> _To be done_: Separate out the lines that hold "مربع".

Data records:
☆ ☆ ☆ ☆ ☆ ☆ ☆

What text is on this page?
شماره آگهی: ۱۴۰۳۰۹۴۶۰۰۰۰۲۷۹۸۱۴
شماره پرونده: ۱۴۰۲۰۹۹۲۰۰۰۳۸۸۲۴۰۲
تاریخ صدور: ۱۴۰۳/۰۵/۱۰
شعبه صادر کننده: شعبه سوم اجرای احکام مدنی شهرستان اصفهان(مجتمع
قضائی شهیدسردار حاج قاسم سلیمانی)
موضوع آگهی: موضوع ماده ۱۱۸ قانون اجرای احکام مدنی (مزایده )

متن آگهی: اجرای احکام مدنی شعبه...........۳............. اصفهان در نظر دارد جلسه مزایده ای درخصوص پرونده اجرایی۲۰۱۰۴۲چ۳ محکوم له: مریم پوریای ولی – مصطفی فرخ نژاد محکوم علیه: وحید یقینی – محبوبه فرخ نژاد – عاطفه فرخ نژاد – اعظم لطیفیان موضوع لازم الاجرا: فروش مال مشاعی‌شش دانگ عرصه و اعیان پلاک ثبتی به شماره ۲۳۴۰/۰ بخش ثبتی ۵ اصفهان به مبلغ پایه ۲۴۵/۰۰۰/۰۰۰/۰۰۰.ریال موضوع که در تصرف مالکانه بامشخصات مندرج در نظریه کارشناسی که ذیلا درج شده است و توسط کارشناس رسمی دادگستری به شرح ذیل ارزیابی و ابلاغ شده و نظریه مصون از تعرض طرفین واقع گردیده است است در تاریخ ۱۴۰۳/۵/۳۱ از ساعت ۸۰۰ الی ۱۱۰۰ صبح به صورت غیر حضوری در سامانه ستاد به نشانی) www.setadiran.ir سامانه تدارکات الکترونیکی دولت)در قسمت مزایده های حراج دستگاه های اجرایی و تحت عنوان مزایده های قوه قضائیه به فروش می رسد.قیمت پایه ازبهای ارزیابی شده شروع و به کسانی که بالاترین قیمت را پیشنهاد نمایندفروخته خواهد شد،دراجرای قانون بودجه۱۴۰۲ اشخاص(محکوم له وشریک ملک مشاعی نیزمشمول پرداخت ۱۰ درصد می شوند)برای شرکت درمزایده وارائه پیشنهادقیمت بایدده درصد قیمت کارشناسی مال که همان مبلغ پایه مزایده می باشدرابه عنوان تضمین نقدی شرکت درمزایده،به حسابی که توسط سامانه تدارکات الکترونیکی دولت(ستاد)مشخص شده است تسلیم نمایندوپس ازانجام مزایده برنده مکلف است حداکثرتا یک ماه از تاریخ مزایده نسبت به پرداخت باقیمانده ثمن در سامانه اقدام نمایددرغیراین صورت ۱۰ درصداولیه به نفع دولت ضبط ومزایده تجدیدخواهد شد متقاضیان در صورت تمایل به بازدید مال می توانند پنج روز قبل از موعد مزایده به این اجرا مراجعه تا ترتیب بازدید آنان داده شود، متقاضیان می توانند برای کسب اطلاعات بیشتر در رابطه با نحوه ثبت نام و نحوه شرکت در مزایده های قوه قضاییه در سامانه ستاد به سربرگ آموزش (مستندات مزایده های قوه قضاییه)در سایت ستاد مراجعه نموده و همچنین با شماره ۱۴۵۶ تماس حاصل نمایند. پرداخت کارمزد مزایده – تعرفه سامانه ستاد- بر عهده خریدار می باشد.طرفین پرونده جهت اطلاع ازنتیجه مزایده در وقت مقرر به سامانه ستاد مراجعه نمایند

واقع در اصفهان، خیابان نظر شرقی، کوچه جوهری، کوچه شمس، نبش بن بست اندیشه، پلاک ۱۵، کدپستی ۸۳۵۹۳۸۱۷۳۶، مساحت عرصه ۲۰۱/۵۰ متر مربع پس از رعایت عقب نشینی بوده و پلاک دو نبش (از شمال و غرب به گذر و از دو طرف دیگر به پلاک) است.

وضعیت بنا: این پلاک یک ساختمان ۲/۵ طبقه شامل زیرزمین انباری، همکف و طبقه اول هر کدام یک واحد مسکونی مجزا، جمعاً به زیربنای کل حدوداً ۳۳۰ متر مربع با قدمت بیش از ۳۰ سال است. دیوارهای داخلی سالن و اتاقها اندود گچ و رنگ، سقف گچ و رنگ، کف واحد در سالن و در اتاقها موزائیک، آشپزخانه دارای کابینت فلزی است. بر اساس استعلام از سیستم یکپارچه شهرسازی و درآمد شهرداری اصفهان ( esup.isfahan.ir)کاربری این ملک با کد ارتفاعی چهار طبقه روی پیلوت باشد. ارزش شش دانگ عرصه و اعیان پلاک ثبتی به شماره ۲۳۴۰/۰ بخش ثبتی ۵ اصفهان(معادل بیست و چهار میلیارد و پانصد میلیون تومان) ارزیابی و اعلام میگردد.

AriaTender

☆ ☆ ☆ ☆ ☆ ☆ ☆

> _The response_:
واقع در اصفهان، خیابان نظر شرقی، کوچه جوهری، کوچه شمس، نبش بن بست اندیشه، پلاک ۱۵، کدپستی ۸۳۵۹۳۸۱۷۳۶، مساحت عرصه ۲۰۱/۵۰ متر مربع پس از رعایت عقب نشینی بوده و پلاک دو نبش (از شمال و غرب به گذر و از دو طرف دیگر به پلاک) است.
وضعیت بنا: این پلاک یک ساختمان ۲/۵ طبقه شامل زیرزمین انباری، همکف و طبقه اول هر کدام یک واحد مسکونی مجزا، جمعاً به زیربنای کل حدوداً ۳۳۰ متر مربع با قدمت بیش از ۳۰ سال است. دیوارهای داخلی سالن و اتاقها اندود گچ و رنگ، سقف گچ و رنگ، کف واحد در سالن و در اتاقها موزائیک، آشپزخانه دارای کابینت فلزی است. بر اساس استعلام از سیستم یکپارچه شهرسازی و درآمد شهرداری اصفهان ( esup.isfahan.ir)کاربری این ملک با کد ارتفاعی چهار طبقه روی پیلوت باشد. ارزش شش دانگ عرصه و اعیان پلاک ثبتی به شماره ۲۳۴۰/۰ بخش ثبتی ۵ اصفهان(معادل بیست و چهار میلیارد و پانصد میلیون تومان) ارزیابی و اعلام میگردد.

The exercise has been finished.